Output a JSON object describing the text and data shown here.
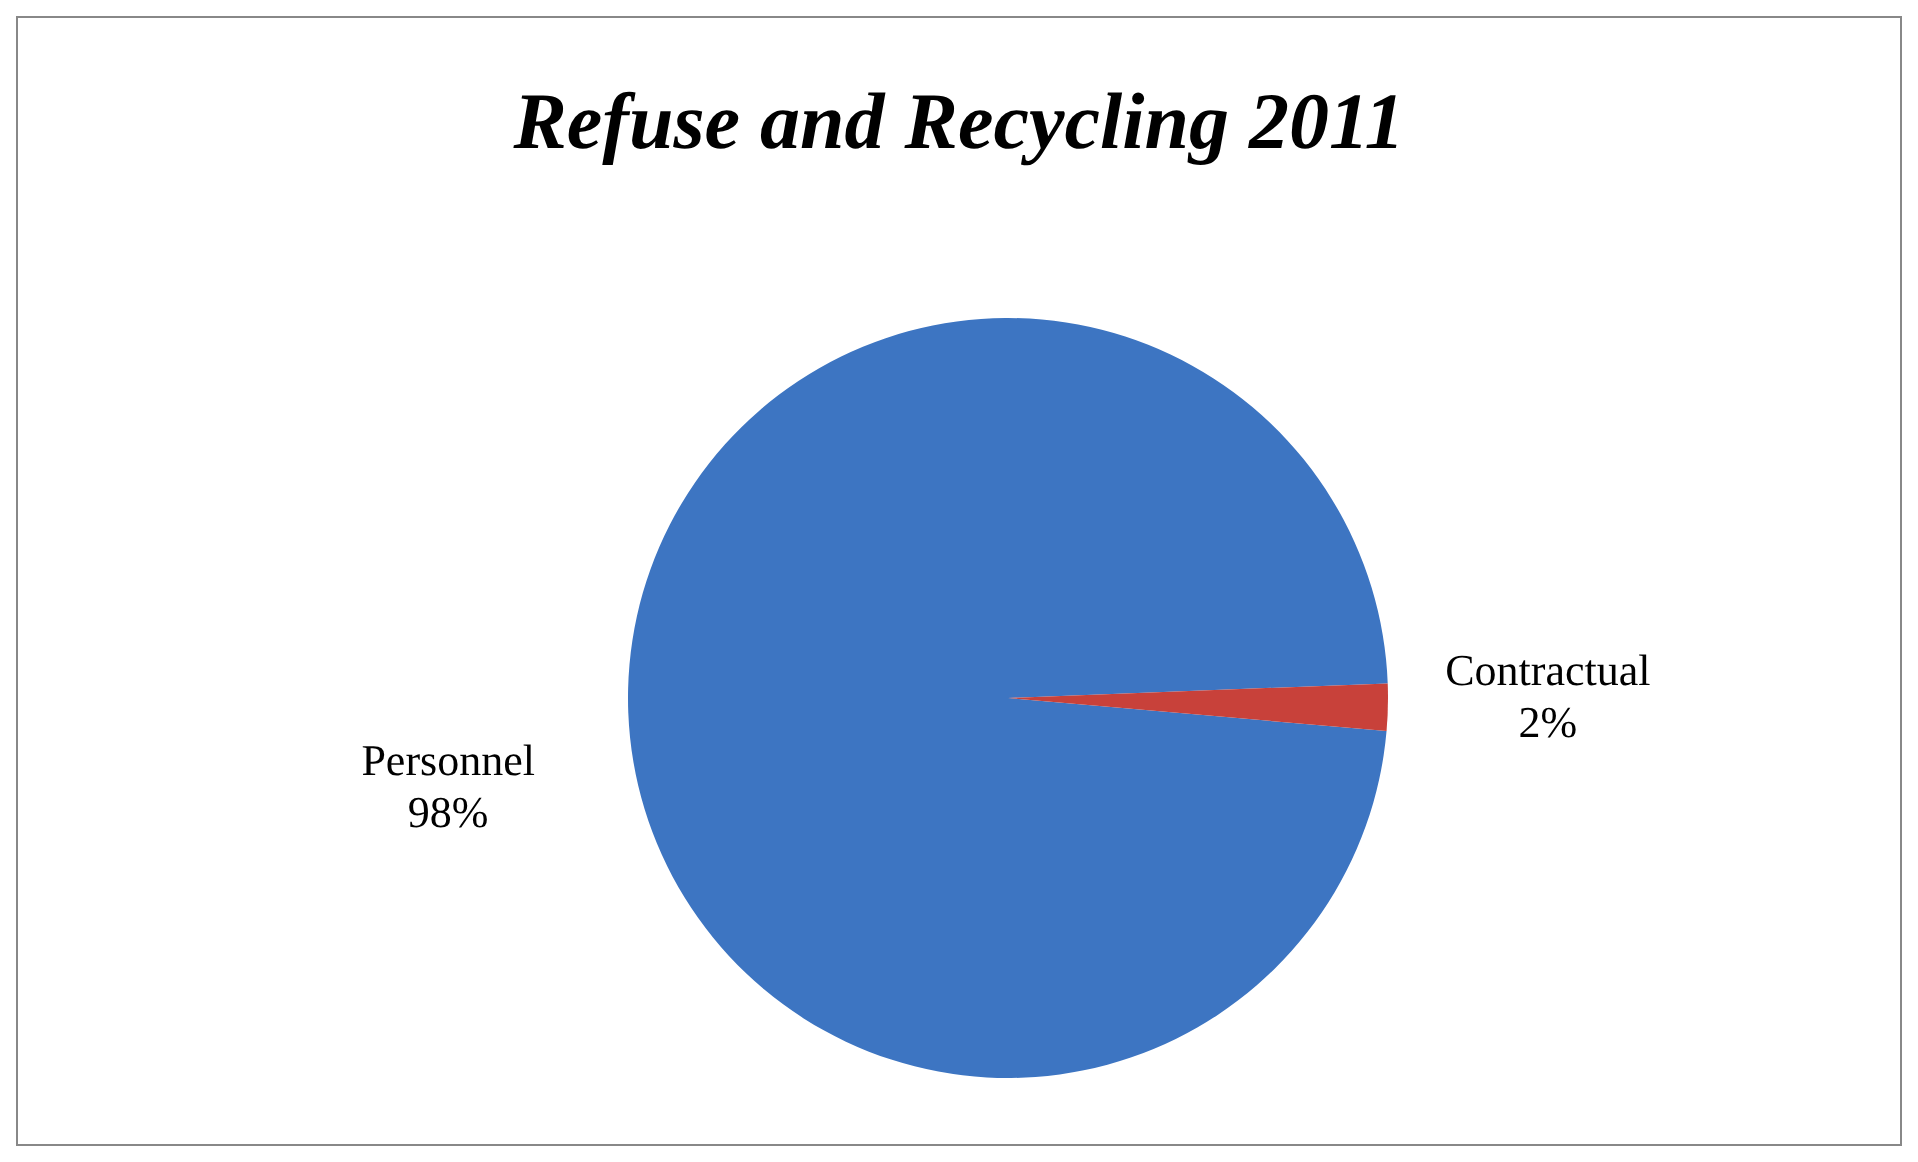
{
  "chart_data": {
    "type": "pie",
    "title": "Refuse and Recycling 2011",
    "categories": [
      "Personnel",
      "Contractual"
    ],
    "values": [
      98,
      2
    ],
    "value_labels": [
      "98%",
      "2%"
    ],
    "colors": [
      "#3d75c2",
      "#c8413a"
    ]
  }
}
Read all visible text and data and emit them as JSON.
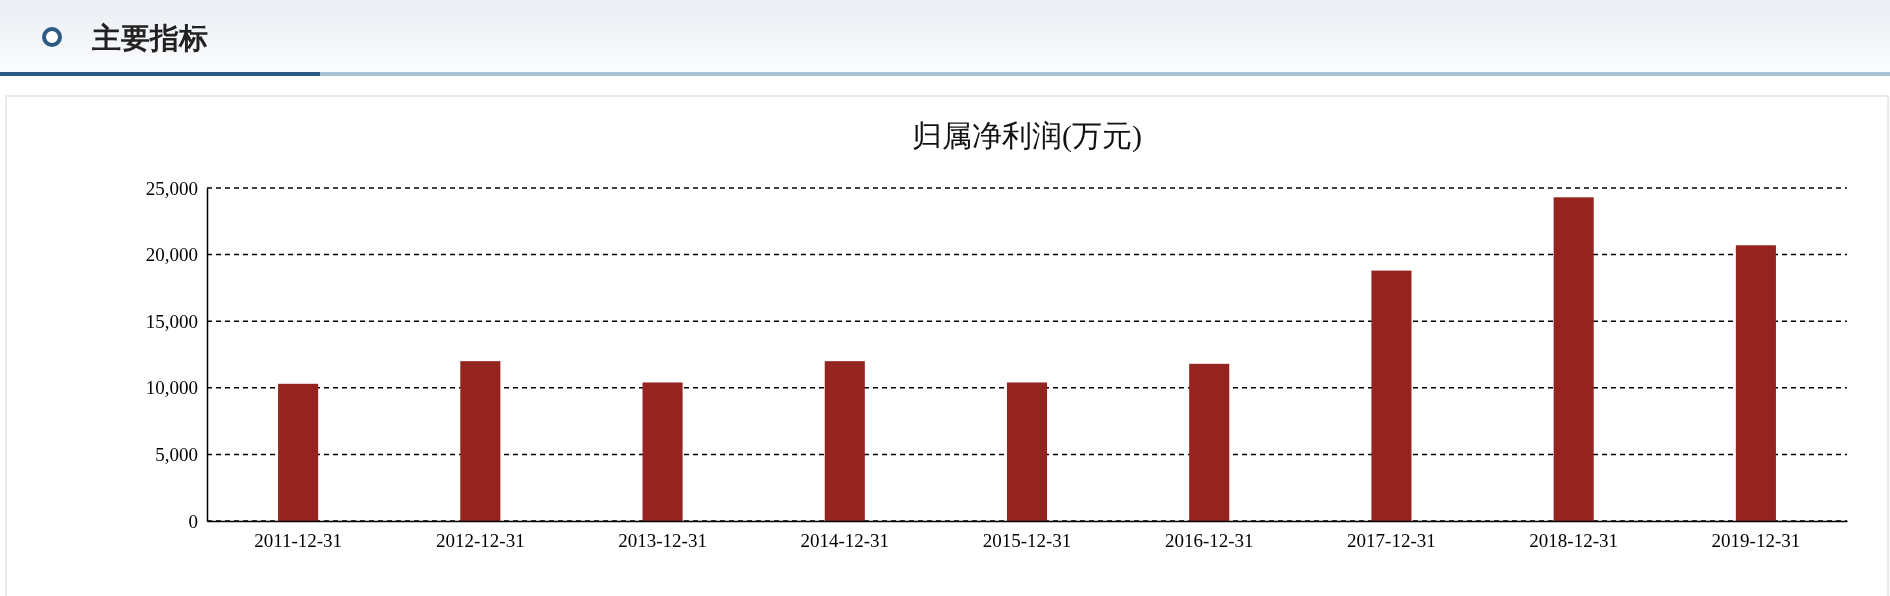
{
  "chart_data": {
    "type": "bar",
    "title": "归属净利润(万元)",
    "annotations": [
      "主要指标"
    ],
    "categories": [
      "2011-12-31",
      "2012-12-31",
      "2013-12-31",
      "2014-12-31",
      "2015-12-31",
      "2016-12-31",
      "2017-12-31",
      "2018-12-31",
      "2019-12-31"
    ],
    "values": [
      10300,
      12000,
      10400,
      12000,
      10400,
      11800,
      18800,
      24300,
      20700
    ],
    "color": "#95231f",
    "ylim": [
      0,
      25000
    ],
    "yticks": [
      {
        "value": 0,
        "label": "0"
      },
      {
        "value": 5000,
        "label": "5,000"
      },
      {
        "value": 10000,
        "label": "10,000"
      },
      {
        "value": 15000,
        "label": "15,000"
      },
      {
        "value": 20000,
        "label": "20,000"
      },
      {
        "value": 25000,
        "label": "25,000"
      }
    ],
    "grid": "y"
  }
}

· · · ·

Instructions to follow:
Pick out all lines containing the string "text".

Response:
Output a JSON object describing the text and data shown here.
Read all visible text and data and emit them as JSON.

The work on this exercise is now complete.